→ **PROBLEM STATEMENT**: All entries below need to be written out exactly, but without their pictures.

→ **DATA TO PROCESS**:

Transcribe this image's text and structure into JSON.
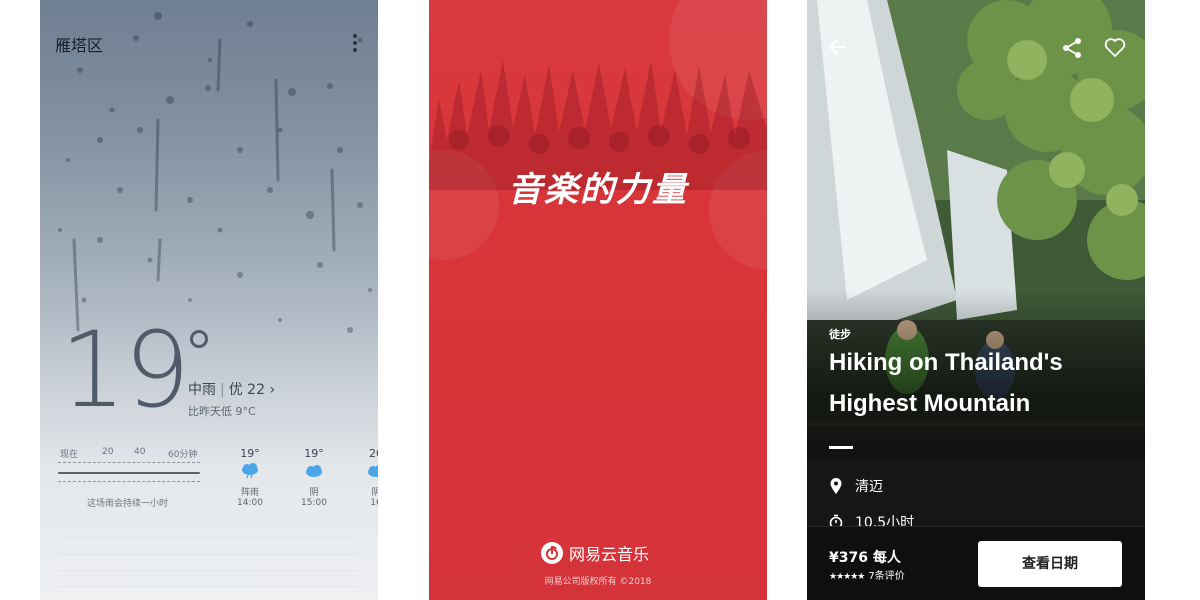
{
  "weather": {
    "location": "雁塔区",
    "temperature": "19",
    "condition": "中雨",
    "aqi_label": "优 22",
    "aqi_chevron": "›",
    "comparison": "比昨天低 9°C",
    "rain_scale": [
      "现在",
      "20",
      "40",
      "60分钟"
    ],
    "rain_message": "这场雨会持续一小时",
    "forecast": [
      {
        "temp": "19°",
        "desc": "阵雨",
        "time": "14:00",
        "icon": "rain-cloud-icon"
      },
      {
        "temp": "19°",
        "desc": "阴",
        "time": "15:00",
        "icon": "cloud-icon"
      },
      {
        "temp": "20",
        "desc": "阴",
        "time": "16",
        "icon": "cloud-icon"
      }
    ]
  },
  "music": {
    "slogan": "音楽的力量",
    "app_name": "网易云音乐",
    "copyright": "网易公司版权所有 ©2018",
    "colors": {
      "brand_red": "#d8343a"
    }
  },
  "hike": {
    "category": "徒步",
    "title": "Hiking on Thailand's Highest Mountain",
    "location": "清迈",
    "duration": "10.5小时",
    "price": "¥376 每人",
    "rating_stars": "★★★★★",
    "rating_value": 4.5,
    "reviews": "7条评价",
    "cta": "查看日期"
  }
}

→ **EXPECTED ANSWER**:
Transcribe this image's text and structure into JSON.
{
  "weather": {
    "location": "雁塔区",
    "temperature": "19",
    "condition": "中雨",
    "aqi_label": "优 22",
    "aqi_chevron": "›",
    "comparison": "比昨天低 9°C",
    "rain_scale": [
      "现在",
      "20",
      "40",
      "60分钟"
    ],
    "rain_message": "这场雨会持续一小时",
    "forecast": [
      {
        "temp": "19°",
        "desc": "阵雨",
        "time": "14:00",
        "icon": "rain-cloud-icon"
      },
      {
        "temp": "19°",
        "desc": "阴",
        "time": "15:00",
        "icon": "cloud-icon"
      },
      {
        "temp": "20",
        "desc": "阴",
        "time": "16",
        "icon": "cloud-icon"
      }
    ]
  },
  "music": {
    "slogan": "音楽的力量",
    "app_name": "网易云音乐",
    "copyright": "网易公司版权所有 ©2018",
    "colors": {
      "brand_red": "#d8343a"
    }
  },
  "hike": {
    "category": "徒步",
    "title": "Hiking on Thailand's Highest Mountain",
    "location": "清迈",
    "duration": "10.5小时",
    "price": "¥376 每人",
    "rating_stars": "★★★★★",
    "rating_value": 4.5,
    "reviews": "7条评价",
    "cta": "查看日期"
  }
}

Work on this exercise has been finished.